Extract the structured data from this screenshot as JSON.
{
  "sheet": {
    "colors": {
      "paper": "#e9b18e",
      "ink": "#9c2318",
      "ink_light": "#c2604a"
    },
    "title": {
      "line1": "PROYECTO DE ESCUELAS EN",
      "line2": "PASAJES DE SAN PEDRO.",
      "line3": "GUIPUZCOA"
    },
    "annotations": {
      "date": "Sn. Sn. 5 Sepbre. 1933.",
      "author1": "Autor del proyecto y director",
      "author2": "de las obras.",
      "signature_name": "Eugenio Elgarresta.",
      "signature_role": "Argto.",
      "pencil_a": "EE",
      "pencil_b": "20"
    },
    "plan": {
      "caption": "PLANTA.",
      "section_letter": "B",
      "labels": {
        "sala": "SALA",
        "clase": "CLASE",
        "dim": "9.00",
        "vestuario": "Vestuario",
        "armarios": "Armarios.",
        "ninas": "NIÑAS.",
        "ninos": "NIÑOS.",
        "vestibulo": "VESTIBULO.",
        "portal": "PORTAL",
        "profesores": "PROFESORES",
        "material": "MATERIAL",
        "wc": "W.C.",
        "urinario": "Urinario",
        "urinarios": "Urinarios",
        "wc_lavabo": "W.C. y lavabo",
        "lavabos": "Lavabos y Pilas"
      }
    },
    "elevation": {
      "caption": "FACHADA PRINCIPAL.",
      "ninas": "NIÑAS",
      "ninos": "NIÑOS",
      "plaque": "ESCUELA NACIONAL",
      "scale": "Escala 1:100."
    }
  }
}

- Goal -
Extract, word for word, each line of the listing above.

- Response for this exercise -
Extract the structured data from this screenshot as JSON.
{
  "sheet": {
    "colors": {
      "paper": "#e9b18e",
      "ink": "#9c2318",
      "ink_light": "#c2604a"
    },
    "title": {
      "line1": "PROYECTO DE ESCUELAS EN",
      "line2": "PASAJES DE SAN PEDRO.",
      "line3": "GUIPUZCOA"
    },
    "annotations": {
      "date": "Sn. Sn. 5 Sepbre. 1933.",
      "author1": "Autor del proyecto y director",
      "author2": "de las obras.",
      "signature_name": "Eugenio Elgarresta.",
      "signature_role": "Argto.",
      "pencil_a": "EE",
      "pencil_b": "20"
    },
    "plan": {
      "caption": "PLANTA.",
      "section_letter": "B",
      "labels": {
        "sala": "SALA",
        "clase": "CLASE",
        "dim": "9.00",
        "vestuario": "Vestuario",
        "armarios": "Armarios.",
        "ninas": "NIÑAS.",
        "ninos": "NIÑOS.",
        "vestibulo": "VESTIBULO.",
        "portal": "PORTAL",
        "profesores": "PROFESORES",
        "material": "MATERIAL",
        "wc": "W.C.",
        "urinario": "Urinario",
        "urinarios": "Urinarios",
        "wc_lavabo": "W.C. y lavabo",
        "lavabos": "Lavabos y Pilas"
      }
    },
    "elevation": {
      "caption": "FACHADA PRINCIPAL.",
      "ninas": "NIÑAS",
      "ninos": "NIÑOS",
      "plaque": "ESCUELA NACIONAL",
      "scale": "Escala 1:100."
    }
  }
}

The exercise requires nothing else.